• [EXERCISE OBJECTIVE] Reproduce each line of the material precisely.
** Begin RECORDS SHOWN **
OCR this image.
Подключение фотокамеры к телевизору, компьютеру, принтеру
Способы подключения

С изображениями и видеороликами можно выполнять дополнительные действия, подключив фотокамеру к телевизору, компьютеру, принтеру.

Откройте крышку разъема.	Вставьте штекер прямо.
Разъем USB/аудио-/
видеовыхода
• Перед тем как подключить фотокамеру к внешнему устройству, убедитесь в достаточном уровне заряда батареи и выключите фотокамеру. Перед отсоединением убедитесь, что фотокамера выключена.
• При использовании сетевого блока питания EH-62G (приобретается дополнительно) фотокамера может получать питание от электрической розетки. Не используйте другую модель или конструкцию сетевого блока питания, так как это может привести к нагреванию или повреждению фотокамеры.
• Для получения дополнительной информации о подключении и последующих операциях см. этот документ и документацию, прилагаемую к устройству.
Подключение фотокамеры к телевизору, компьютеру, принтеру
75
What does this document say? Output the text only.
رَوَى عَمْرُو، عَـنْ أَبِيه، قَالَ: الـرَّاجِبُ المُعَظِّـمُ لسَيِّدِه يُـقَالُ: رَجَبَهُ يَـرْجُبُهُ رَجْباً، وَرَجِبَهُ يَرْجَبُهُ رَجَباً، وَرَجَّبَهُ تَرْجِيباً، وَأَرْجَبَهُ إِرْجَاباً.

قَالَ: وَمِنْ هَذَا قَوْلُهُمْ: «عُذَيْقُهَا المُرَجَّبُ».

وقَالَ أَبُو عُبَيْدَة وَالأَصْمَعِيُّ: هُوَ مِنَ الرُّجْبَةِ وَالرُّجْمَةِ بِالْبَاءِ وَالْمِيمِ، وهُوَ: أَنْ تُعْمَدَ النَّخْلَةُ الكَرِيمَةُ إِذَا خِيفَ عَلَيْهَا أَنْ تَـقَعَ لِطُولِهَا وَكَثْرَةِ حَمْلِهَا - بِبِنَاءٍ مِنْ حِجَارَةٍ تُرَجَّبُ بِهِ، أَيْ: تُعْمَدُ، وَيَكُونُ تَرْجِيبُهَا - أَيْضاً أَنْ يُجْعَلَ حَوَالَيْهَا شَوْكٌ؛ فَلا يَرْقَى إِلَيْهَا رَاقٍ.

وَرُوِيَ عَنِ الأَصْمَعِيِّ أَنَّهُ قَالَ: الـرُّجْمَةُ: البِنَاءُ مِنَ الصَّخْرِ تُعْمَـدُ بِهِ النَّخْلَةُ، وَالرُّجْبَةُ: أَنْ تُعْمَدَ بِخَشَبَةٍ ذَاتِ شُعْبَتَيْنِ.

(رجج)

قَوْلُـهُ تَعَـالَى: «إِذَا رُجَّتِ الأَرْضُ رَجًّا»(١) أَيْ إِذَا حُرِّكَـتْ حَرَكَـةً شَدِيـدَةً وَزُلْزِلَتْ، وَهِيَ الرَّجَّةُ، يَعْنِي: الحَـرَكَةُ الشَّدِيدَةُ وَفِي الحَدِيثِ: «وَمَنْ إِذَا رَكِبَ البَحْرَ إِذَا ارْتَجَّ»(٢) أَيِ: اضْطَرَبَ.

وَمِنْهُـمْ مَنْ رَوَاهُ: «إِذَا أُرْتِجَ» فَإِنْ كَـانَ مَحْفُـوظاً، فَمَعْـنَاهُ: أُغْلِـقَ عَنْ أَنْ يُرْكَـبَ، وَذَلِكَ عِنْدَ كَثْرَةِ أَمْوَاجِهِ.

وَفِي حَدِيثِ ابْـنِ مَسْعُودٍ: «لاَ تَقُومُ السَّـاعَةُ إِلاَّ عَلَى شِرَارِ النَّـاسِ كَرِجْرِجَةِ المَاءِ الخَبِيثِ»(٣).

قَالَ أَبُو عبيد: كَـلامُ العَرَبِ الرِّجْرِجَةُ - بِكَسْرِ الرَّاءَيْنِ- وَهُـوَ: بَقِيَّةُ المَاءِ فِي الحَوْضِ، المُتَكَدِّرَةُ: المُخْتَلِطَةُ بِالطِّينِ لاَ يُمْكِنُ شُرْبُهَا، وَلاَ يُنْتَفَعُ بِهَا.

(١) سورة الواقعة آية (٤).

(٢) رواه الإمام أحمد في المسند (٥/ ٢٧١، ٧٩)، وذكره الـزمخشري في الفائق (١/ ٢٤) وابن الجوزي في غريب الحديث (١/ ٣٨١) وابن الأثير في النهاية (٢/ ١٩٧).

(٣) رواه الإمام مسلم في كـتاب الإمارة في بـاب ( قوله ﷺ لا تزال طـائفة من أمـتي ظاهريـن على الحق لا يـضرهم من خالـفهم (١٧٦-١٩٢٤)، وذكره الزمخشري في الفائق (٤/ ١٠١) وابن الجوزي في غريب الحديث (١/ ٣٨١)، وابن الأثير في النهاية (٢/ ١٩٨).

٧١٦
** End RECORDS SHOWN **
• [ANSWER BELOW]
OCR this image.
Подключение фотокамеры к телевизору, компьютеру, принтеру
Способы подключения

С изображениями и видеороликами можно выполнять дополнительные действия, подключив фотокамеру к телевизору, компьютеру, принтеру.

Откройте крышку разъема.	Вставьте штекер прямо.
Разъем USB/аудио-/
видеовыхода
• Перед тем как подключить фотокамеру к внешнему устройству, убедитесь в достаточном уровне заряда батареи и выключите фотокамеру. Перед отсоединением убедитесь, что фотокамера выключена.
• При использовании сетевого блока питания EH-62G (приобретается дополнительно) фотокамера может получать питание от электрической розетки. Не используйте другую модель или конструкцию сетевого блока питания, так как это может привести к нагреванию или повреждению фотокамеры.
• Для получения дополнительной информации о подключении и последующих операциях см. этот документ и документацию, прилагаемую к устройству.
Подключение фотокамеры к телевизору, компьютеру, принтеру
75
What does this document say? Output the text only.
رَوَى عَمْرُو، عَـنْ أَبِيه، قَالَ: الـرَّاجِبُ المُعَظِّـمُ لسَيِّدِه يُـقَالُ: رَجَبَهُ يَـرْجُبُهُ رَجْباً، وَرَجِبَهُ يَرْجَبُهُ رَجَباً، وَرَجَّبَهُ تَرْجِيباً، وَأَرْجَبَهُ إِرْجَاباً.

قَالَ: وَمِنْ هَذَا قَوْلُهُمْ: «عُذَيْقُهَا المُرَجَّبُ».

وقَالَ أَبُو عُبَيْدَة وَالأَصْمَعِيُّ: هُوَ مِنَ الرُّجْبَةِ وَالرُّجْمَةِ بِالْبَاءِ وَالْمِيمِ، وهُوَ: أَنْ تُعْمَدَ النَّخْلَةُ الكَرِيمَةُ إِذَا خِيفَ عَلَيْهَا أَنْ تَـقَعَ لِطُولِهَا وَكَثْرَةِ حَمْلِهَا - بِبِنَاءٍ مِنْ حِجَارَةٍ تُرَجَّبُ بِهِ، أَيْ: تُعْمَدُ، وَيَكُونُ تَرْجِيبُهَا - أَيْضاً أَنْ يُجْعَلَ حَوَالَيْهَا شَوْكٌ؛ فَلا يَرْقَى إِلَيْهَا رَاقٍ.

وَرُوِيَ عَنِ الأَصْمَعِيِّ أَنَّهُ قَالَ: الـرُّجْمَةُ: البِنَاءُ مِنَ الصَّخْرِ تُعْمَـدُ بِهِ النَّخْلَةُ، وَالرُّجْبَةُ: أَنْ تُعْمَدَ بِخَشَبَةٍ ذَاتِ شُعْبَتَيْنِ.

(رجج)

قَوْلُـهُ تَعَـالَى: «إِذَا رُجَّتِ الأَرْضُ رَجًّا»(١) أَيْ إِذَا حُرِّكَـتْ حَرَكَـةً شَدِيـدَةً وَزُلْزِلَتْ، وَهِيَ الرَّجَّةُ، يَعْنِي: الحَـرَكَةُ الشَّدِيدَةُ وَفِي الحَدِيثِ: «وَمَنْ إِذَا رَكِبَ البَحْرَ إِذَا ارْتَجَّ»(٢) أَيِ: اضْطَرَبَ.

وَمِنْهُـمْ مَنْ رَوَاهُ: «إِذَا أُرْتِجَ» فَإِنْ كَـانَ مَحْفُـوظاً، فَمَعْـنَاهُ: أُغْلِـقَ عَنْ أَنْ يُرْكَـبَ، وَذَلِكَ عِنْدَ كَثْرَةِ أَمْوَاجِهِ.

وَفِي حَدِيثِ ابْـنِ مَسْعُودٍ: «لاَ تَقُومُ السَّـاعَةُ إِلاَّ عَلَى شِرَارِ النَّـاسِ كَرِجْرِجَةِ المَاءِ الخَبِيثِ»(٣).

قَالَ أَبُو عبيد: كَـلامُ العَرَبِ الرِّجْرِجَةُ - بِكَسْرِ الرَّاءَيْنِ- وَهُـوَ: بَقِيَّةُ المَاءِ فِي الحَوْضِ، المُتَكَدِّرَةُ: المُخْتَلِطَةُ بِالطِّينِ لاَ يُمْكِنُ شُرْبُهَا، وَلاَ يُنْتَفَعُ بِهَا.

(١) سورة الواقعة آية (٤).

(٢) رواه الإمام أحمد في المسند (٥/ ٢٧١، ٧٩)، وذكره الـزمخشري في الفائق (١/ ٢٤) وابن الجوزي في غريب الحديث (١/ ٣٨١) وابن الأثير في النهاية (٢/ ١٩٧).

(٣) رواه الإمام مسلم في كـتاب الإمارة في بـاب ( قوله ﷺ لا تزال طـائفة من أمـتي ظاهريـن على الحق لا يـضرهم من خالـفهم (١٧٦-١٩٢٤)، وذكره الزمخشري في الفائق (٤/ ١٠١) وابن الجوزي في غريب الحديث (١/ ٣٨١)، وابن الأثير في النهاية (٢/ ١٩٨).

٧١٦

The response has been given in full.